MATERIAL:
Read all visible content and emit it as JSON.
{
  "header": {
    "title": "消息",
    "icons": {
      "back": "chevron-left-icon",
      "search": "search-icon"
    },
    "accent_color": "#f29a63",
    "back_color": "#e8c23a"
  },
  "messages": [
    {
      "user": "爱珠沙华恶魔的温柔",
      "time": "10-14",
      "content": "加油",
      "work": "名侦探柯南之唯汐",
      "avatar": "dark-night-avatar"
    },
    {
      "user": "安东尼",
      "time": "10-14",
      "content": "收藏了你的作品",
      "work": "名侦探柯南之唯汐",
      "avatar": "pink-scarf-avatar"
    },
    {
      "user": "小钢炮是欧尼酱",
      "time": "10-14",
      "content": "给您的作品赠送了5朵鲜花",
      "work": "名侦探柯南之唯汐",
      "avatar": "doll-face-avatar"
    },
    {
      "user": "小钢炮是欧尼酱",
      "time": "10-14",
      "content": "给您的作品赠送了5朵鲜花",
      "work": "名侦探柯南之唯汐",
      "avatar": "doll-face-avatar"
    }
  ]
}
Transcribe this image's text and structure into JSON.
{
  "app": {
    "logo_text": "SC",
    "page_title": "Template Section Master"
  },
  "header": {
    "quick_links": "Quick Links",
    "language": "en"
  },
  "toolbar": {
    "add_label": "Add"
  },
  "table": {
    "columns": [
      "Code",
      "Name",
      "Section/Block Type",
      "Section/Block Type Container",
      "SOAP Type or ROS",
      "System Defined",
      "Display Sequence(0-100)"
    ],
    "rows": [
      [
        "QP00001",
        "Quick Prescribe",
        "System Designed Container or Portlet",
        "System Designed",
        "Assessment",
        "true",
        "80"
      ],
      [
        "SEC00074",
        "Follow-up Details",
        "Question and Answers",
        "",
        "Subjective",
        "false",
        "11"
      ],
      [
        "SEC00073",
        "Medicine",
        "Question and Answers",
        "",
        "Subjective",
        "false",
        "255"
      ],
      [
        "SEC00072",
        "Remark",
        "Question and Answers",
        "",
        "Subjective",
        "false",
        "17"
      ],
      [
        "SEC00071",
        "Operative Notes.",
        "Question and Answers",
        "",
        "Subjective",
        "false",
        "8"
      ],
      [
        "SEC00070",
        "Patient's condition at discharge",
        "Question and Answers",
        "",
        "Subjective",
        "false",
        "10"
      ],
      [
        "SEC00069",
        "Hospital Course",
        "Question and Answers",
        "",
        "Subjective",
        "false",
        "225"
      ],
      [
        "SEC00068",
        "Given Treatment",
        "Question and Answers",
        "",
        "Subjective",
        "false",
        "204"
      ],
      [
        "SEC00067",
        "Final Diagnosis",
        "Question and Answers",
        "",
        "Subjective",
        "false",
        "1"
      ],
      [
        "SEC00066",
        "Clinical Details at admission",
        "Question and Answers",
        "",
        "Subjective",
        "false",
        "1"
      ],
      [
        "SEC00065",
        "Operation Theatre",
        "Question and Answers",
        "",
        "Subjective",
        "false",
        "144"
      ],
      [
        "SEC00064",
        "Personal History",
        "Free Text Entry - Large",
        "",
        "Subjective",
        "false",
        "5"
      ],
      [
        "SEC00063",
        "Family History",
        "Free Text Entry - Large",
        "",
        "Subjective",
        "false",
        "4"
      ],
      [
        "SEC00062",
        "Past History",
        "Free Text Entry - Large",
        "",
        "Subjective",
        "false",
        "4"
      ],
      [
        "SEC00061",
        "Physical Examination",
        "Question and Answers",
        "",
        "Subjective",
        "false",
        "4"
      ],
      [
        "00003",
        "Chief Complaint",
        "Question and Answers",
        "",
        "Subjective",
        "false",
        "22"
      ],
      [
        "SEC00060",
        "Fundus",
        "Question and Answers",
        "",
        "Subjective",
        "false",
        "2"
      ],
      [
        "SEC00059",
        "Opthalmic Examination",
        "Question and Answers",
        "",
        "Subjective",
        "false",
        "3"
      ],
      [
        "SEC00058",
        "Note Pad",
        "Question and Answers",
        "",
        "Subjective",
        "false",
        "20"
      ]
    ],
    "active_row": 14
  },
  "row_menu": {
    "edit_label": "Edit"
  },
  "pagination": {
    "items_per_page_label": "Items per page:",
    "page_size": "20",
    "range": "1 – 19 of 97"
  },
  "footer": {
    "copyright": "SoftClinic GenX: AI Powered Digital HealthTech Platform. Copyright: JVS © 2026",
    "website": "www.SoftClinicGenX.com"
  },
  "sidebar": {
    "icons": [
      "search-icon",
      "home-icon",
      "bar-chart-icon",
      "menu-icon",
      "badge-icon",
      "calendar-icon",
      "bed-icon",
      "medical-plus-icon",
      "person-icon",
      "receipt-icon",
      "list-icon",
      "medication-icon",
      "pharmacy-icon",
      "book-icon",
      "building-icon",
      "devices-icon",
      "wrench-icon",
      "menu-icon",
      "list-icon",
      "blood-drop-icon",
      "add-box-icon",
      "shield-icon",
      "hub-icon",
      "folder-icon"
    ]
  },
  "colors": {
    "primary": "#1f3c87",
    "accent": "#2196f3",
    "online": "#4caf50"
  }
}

GIVEN PROBLEM:
Write the material out again word for word.

RESPONSE TO THE TASK:
Read all visible content and emit it as JSON.
{
  "header": {
    "title": "消息",
    "icons": {
      "back": "chevron-left-icon",
      "search": "search-icon"
    },
    "accent_color": "#f29a63",
    "back_color": "#e8c23a"
  },
  "messages": [
    {
      "user": "爱珠沙华恶魔的温柔",
      "time": "10-14",
      "content": "加油",
      "work": "名侦探柯南之唯汐",
      "avatar": "dark-night-avatar"
    },
    {
      "user": "安东尼",
      "time": "10-14",
      "content": "收藏了你的作品",
      "work": "名侦探柯南之唯汐",
      "avatar": "pink-scarf-avatar"
    },
    {
      "user": "小钢炮是欧尼酱",
      "time": "10-14",
      "content": "给您的作品赠送了5朵鲜花",
      "work": "名侦探柯南之唯汐",
      "avatar": "doll-face-avatar"
    },
    {
      "user": "小钢炮是欧尼酱",
      "time": "10-14",
      "content": "给您的作品赠送了5朵鲜花",
      "work": "名侦探柯南之唯汐",
      "avatar": "doll-face-avatar"
    }
  ]
}
Transcribe this image's text and structure into JSON.
{
  "app": {
    "logo_text": "SC",
    "page_title": "Template Section Master"
  },
  "header": {
    "quick_links": "Quick Links",
    "language": "en"
  },
  "toolbar": {
    "add_label": "Add"
  },
  "table": {
    "columns": [
      "Code",
      "Name",
      "Section/Block Type",
      "Section/Block Type Container",
      "SOAP Type or ROS",
      "System Defined",
      "Display Sequence(0-100)"
    ],
    "rows": [
      [
        "QP00001",
        "Quick Prescribe",
        "System Designed Container or Portlet",
        "System Designed",
        "Assessment",
        "true",
        "80"
      ],
      [
        "SEC00074",
        "Follow-up Details",
        "Question and Answers",
        "",
        "Subjective",
        "false",
        "11"
      ],
      [
        "SEC00073",
        "Medicine",
        "Question and Answers",
        "",
        "Subjective",
        "false",
        "255"
      ],
      [
        "SEC00072",
        "Remark",
        "Question and Answers",
        "",
        "Subjective",
        "false",
        "17"
      ],
      [
        "SEC00071",
        "Operative Notes.",
        "Question and Answers",
        "",
        "Subjective",
        "false",
        "8"
      ],
      [
        "SEC00070",
        "Patient's condition at discharge",
        "Question and Answers",
        "",
        "Subjective",
        "false",
        "10"
      ],
      [
        "SEC00069",
        "Hospital Course",
        "Question and Answers",
        "",
        "Subjective",
        "false",
        "225"
      ],
      [
        "SEC00068",
        "Given Treatment",
        "Question and Answers",
        "",
        "Subjective",
        "false",
        "204"
      ],
      [
        "SEC00067",
        "Final Diagnosis",
        "Question and Answers",
        "",
        "Subjective",
        "false",
        "1"
      ],
      [
        "SEC00066",
        "Clinical Details at admission",
        "Question and Answers",
        "",
        "Subjective",
        "false",
        "1"
      ],
      [
        "SEC00065",
        "Operation Theatre",
        "Question and Answers",
        "",
        "Subjective",
        "false",
        "144"
      ],
      [
        "SEC00064",
        "Personal History",
        "Free Text Entry - Large",
        "",
        "Subjective",
        "false",
        "5"
      ],
      [
        "SEC00063",
        "Family History",
        "Free Text Entry - Large",
        "",
        "Subjective",
        "false",
        "4"
      ],
      [
        "SEC00062",
        "Past History",
        "Free Text Entry - Large",
        "",
        "Subjective",
        "false",
        "4"
      ],
      [
        "SEC00061",
        "Physical Examination",
        "Question and Answers",
        "",
        "Subjective",
        "false",
        "4"
      ],
      [
        "00003",
        "Chief Complaint",
        "Question and Answers",
        "",
        "Subjective",
        "false",
        "22"
      ],
      [
        "SEC00060",
        "Fundus",
        "Question and Answers",
        "",
        "Subjective",
        "false",
        "2"
      ],
      [
        "SEC00059",
        "Opthalmic Examination",
        "Question and Answers",
        "",
        "Subjective",
        "false",
        "3"
      ],
      [
        "SEC00058",
        "Note Pad",
        "Question and Answers",
        "",
        "Subjective",
        "false",
        "20"
      ]
    ],
    "active_row": 14
  },
  "row_menu": {
    "edit_label": "Edit"
  },
  "pagination": {
    "items_per_page_label": "Items per page:",
    "page_size": "20",
    "range": "1 – 19 of 97"
  },
  "footer": {
    "copyright": "SoftClinic GenX: AI Powered Digital HealthTech Platform. Copyright: JVS © 2026",
    "website": "www.SoftClinicGenX.com"
  },
  "sidebar": {
    "icons": [
      "search-icon",
      "home-icon",
      "bar-chart-icon",
      "menu-icon",
      "badge-icon",
      "calendar-icon",
      "bed-icon",
      "medical-plus-icon",
      "person-icon",
      "receipt-icon",
      "list-icon",
      "medication-icon",
      "pharmacy-icon",
      "book-icon",
      "building-icon",
      "devices-icon",
      "wrench-icon",
      "menu-icon",
      "list-icon",
      "blood-drop-icon",
      "add-box-icon",
      "shield-icon",
      "hub-icon",
      "folder-icon"
    ]
  },
  "colors": {
    "primary": "#1f3c87",
    "accent": "#2196f3",
    "online": "#4caf50"
  }
}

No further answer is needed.